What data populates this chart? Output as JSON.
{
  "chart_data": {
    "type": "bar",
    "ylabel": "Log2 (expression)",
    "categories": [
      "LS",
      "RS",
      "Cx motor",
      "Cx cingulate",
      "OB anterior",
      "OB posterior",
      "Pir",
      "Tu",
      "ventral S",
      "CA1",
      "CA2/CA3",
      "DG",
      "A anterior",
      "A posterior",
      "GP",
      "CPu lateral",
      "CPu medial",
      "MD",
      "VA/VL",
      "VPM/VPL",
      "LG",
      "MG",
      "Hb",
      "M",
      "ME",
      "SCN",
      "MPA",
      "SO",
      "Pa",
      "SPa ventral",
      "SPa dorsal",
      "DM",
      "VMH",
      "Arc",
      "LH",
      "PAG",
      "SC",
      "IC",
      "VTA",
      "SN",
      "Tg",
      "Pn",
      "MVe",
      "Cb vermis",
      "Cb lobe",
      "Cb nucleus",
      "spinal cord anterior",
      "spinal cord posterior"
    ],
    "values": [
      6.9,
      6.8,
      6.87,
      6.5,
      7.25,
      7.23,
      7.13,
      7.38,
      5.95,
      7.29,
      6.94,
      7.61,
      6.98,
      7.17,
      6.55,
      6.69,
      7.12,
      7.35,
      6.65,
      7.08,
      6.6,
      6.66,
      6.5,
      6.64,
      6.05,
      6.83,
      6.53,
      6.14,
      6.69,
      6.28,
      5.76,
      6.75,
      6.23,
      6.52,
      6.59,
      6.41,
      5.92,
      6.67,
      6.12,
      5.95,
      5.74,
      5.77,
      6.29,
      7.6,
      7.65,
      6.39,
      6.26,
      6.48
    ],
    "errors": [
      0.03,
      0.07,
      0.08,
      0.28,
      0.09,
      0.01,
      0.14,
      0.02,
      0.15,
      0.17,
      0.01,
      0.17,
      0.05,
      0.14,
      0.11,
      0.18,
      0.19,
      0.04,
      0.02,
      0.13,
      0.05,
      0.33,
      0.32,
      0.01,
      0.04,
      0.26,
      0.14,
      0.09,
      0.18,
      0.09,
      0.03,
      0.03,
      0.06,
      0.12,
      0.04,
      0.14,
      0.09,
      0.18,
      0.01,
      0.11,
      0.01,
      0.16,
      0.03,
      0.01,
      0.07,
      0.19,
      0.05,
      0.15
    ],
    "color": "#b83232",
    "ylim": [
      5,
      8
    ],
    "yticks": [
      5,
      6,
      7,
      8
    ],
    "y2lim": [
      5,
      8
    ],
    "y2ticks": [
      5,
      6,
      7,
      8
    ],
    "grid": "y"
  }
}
# # #
Set task. Select every line of the records holding the string "posterior".

Task output.
      "OB posterior",
      "A posterior",
      "spinal cord posterior"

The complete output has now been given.